## WHAT IS EXPECTED
Set down the data below without change, skipping the pictures it holds.
━━━
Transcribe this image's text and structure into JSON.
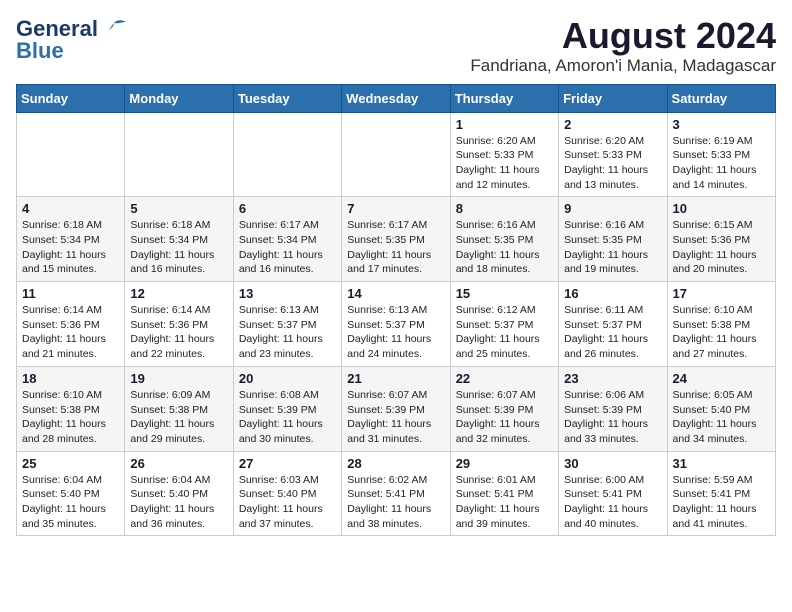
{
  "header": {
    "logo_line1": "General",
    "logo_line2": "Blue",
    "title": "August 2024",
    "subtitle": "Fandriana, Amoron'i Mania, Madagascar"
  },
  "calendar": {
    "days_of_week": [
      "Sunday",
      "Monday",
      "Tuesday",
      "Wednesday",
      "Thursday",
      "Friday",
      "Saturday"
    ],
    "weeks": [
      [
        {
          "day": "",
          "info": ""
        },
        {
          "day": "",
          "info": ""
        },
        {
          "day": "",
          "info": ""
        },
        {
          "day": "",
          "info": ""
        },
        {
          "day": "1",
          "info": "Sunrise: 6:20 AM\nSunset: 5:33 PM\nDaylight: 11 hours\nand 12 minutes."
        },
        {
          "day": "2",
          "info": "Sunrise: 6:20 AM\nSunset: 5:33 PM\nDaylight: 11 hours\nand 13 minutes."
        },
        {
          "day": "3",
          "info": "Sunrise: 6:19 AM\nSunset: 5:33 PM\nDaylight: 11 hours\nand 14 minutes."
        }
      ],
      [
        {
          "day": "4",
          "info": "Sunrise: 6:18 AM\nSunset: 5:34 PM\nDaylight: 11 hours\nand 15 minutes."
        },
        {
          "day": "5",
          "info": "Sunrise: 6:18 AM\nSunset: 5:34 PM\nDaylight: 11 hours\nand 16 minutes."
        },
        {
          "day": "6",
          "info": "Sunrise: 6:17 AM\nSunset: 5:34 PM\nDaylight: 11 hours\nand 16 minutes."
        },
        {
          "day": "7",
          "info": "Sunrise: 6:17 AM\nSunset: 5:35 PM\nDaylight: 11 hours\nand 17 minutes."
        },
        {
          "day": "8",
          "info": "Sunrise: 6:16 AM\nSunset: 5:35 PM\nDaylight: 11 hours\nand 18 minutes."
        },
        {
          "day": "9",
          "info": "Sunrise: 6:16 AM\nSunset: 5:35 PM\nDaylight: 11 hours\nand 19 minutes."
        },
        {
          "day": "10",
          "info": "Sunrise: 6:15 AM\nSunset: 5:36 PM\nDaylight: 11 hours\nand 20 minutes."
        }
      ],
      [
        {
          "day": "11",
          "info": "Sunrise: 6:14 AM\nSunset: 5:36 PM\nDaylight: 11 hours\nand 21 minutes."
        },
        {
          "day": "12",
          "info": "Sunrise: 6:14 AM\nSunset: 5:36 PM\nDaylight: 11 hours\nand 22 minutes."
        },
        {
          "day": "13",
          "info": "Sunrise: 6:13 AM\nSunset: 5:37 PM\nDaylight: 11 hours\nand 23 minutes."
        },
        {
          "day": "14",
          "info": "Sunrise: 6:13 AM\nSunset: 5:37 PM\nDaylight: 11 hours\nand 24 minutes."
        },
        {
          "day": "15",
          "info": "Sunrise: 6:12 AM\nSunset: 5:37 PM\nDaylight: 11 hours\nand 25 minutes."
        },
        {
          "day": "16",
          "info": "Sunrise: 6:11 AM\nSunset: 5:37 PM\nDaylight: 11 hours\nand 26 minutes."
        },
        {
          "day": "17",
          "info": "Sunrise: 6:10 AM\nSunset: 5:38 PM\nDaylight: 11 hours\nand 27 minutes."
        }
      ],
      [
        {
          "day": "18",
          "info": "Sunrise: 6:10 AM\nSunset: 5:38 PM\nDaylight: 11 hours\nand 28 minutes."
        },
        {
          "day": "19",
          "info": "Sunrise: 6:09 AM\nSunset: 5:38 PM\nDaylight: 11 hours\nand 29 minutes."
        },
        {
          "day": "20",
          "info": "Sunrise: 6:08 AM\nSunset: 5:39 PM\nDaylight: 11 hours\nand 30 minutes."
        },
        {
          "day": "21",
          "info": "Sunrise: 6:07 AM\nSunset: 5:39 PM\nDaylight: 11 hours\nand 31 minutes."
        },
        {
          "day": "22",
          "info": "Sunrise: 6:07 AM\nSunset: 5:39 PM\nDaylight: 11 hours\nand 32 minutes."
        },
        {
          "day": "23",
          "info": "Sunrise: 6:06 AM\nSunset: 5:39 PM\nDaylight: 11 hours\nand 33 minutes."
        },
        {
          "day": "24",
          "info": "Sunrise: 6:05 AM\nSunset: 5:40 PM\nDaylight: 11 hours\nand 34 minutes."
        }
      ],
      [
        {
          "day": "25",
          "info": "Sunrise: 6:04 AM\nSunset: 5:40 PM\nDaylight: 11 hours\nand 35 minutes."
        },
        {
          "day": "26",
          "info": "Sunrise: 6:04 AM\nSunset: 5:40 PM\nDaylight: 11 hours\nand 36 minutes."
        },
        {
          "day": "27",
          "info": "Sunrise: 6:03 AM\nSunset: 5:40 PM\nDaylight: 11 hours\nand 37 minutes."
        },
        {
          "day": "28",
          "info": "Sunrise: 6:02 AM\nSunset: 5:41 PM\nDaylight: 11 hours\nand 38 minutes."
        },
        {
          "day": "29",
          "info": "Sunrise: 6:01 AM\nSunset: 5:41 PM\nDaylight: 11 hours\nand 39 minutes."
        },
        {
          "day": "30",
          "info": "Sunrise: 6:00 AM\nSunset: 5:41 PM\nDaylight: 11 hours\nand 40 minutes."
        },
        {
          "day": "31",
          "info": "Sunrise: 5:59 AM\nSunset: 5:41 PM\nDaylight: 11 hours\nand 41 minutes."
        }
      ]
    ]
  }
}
━━━
## EXPECTED ANSWER
Transcribe this image's text and structure into JSON.
{
  "header": {
    "logo_line1": "General",
    "logo_line2": "Blue",
    "title": "August 2024",
    "subtitle": "Fandriana, Amoron'i Mania, Madagascar"
  },
  "calendar": {
    "days_of_week": [
      "Sunday",
      "Monday",
      "Tuesday",
      "Wednesday",
      "Thursday",
      "Friday",
      "Saturday"
    ],
    "weeks": [
      [
        {
          "day": "",
          "info": ""
        },
        {
          "day": "",
          "info": ""
        },
        {
          "day": "",
          "info": ""
        },
        {
          "day": "",
          "info": ""
        },
        {
          "day": "1",
          "info": "Sunrise: 6:20 AM\nSunset: 5:33 PM\nDaylight: 11 hours\nand 12 minutes."
        },
        {
          "day": "2",
          "info": "Sunrise: 6:20 AM\nSunset: 5:33 PM\nDaylight: 11 hours\nand 13 minutes."
        },
        {
          "day": "3",
          "info": "Sunrise: 6:19 AM\nSunset: 5:33 PM\nDaylight: 11 hours\nand 14 minutes."
        }
      ],
      [
        {
          "day": "4",
          "info": "Sunrise: 6:18 AM\nSunset: 5:34 PM\nDaylight: 11 hours\nand 15 minutes."
        },
        {
          "day": "5",
          "info": "Sunrise: 6:18 AM\nSunset: 5:34 PM\nDaylight: 11 hours\nand 16 minutes."
        },
        {
          "day": "6",
          "info": "Sunrise: 6:17 AM\nSunset: 5:34 PM\nDaylight: 11 hours\nand 16 minutes."
        },
        {
          "day": "7",
          "info": "Sunrise: 6:17 AM\nSunset: 5:35 PM\nDaylight: 11 hours\nand 17 minutes."
        },
        {
          "day": "8",
          "info": "Sunrise: 6:16 AM\nSunset: 5:35 PM\nDaylight: 11 hours\nand 18 minutes."
        },
        {
          "day": "9",
          "info": "Sunrise: 6:16 AM\nSunset: 5:35 PM\nDaylight: 11 hours\nand 19 minutes."
        },
        {
          "day": "10",
          "info": "Sunrise: 6:15 AM\nSunset: 5:36 PM\nDaylight: 11 hours\nand 20 minutes."
        }
      ],
      [
        {
          "day": "11",
          "info": "Sunrise: 6:14 AM\nSunset: 5:36 PM\nDaylight: 11 hours\nand 21 minutes."
        },
        {
          "day": "12",
          "info": "Sunrise: 6:14 AM\nSunset: 5:36 PM\nDaylight: 11 hours\nand 22 minutes."
        },
        {
          "day": "13",
          "info": "Sunrise: 6:13 AM\nSunset: 5:37 PM\nDaylight: 11 hours\nand 23 minutes."
        },
        {
          "day": "14",
          "info": "Sunrise: 6:13 AM\nSunset: 5:37 PM\nDaylight: 11 hours\nand 24 minutes."
        },
        {
          "day": "15",
          "info": "Sunrise: 6:12 AM\nSunset: 5:37 PM\nDaylight: 11 hours\nand 25 minutes."
        },
        {
          "day": "16",
          "info": "Sunrise: 6:11 AM\nSunset: 5:37 PM\nDaylight: 11 hours\nand 26 minutes."
        },
        {
          "day": "17",
          "info": "Sunrise: 6:10 AM\nSunset: 5:38 PM\nDaylight: 11 hours\nand 27 minutes."
        }
      ],
      [
        {
          "day": "18",
          "info": "Sunrise: 6:10 AM\nSunset: 5:38 PM\nDaylight: 11 hours\nand 28 minutes."
        },
        {
          "day": "19",
          "info": "Sunrise: 6:09 AM\nSunset: 5:38 PM\nDaylight: 11 hours\nand 29 minutes."
        },
        {
          "day": "20",
          "info": "Sunrise: 6:08 AM\nSunset: 5:39 PM\nDaylight: 11 hours\nand 30 minutes."
        },
        {
          "day": "21",
          "info": "Sunrise: 6:07 AM\nSunset: 5:39 PM\nDaylight: 11 hours\nand 31 minutes."
        },
        {
          "day": "22",
          "info": "Sunrise: 6:07 AM\nSunset: 5:39 PM\nDaylight: 11 hours\nand 32 minutes."
        },
        {
          "day": "23",
          "info": "Sunrise: 6:06 AM\nSunset: 5:39 PM\nDaylight: 11 hours\nand 33 minutes."
        },
        {
          "day": "24",
          "info": "Sunrise: 6:05 AM\nSunset: 5:40 PM\nDaylight: 11 hours\nand 34 minutes."
        }
      ],
      [
        {
          "day": "25",
          "info": "Sunrise: 6:04 AM\nSunset: 5:40 PM\nDaylight: 11 hours\nand 35 minutes."
        },
        {
          "day": "26",
          "info": "Sunrise: 6:04 AM\nSunset: 5:40 PM\nDaylight: 11 hours\nand 36 minutes."
        },
        {
          "day": "27",
          "info": "Sunrise: 6:03 AM\nSunset: 5:40 PM\nDaylight: 11 hours\nand 37 minutes."
        },
        {
          "day": "28",
          "info": "Sunrise: 6:02 AM\nSunset: 5:41 PM\nDaylight: 11 hours\nand 38 minutes."
        },
        {
          "day": "29",
          "info": "Sunrise: 6:01 AM\nSunset: 5:41 PM\nDaylight: 11 hours\nand 39 minutes."
        },
        {
          "day": "30",
          "info": "Sunrise: 6:00 AM\nSunset: 5:41 PM\nDaylight: 11 hours\nand 40 minutes."
        },
        {
          "day": "31",
          "info": "Sunrise: 5:59 AM\nSunset: 5:41 PM\nDaylight: 11 hours\nand 41 minutes."
        }
      ]
    ]
  }
}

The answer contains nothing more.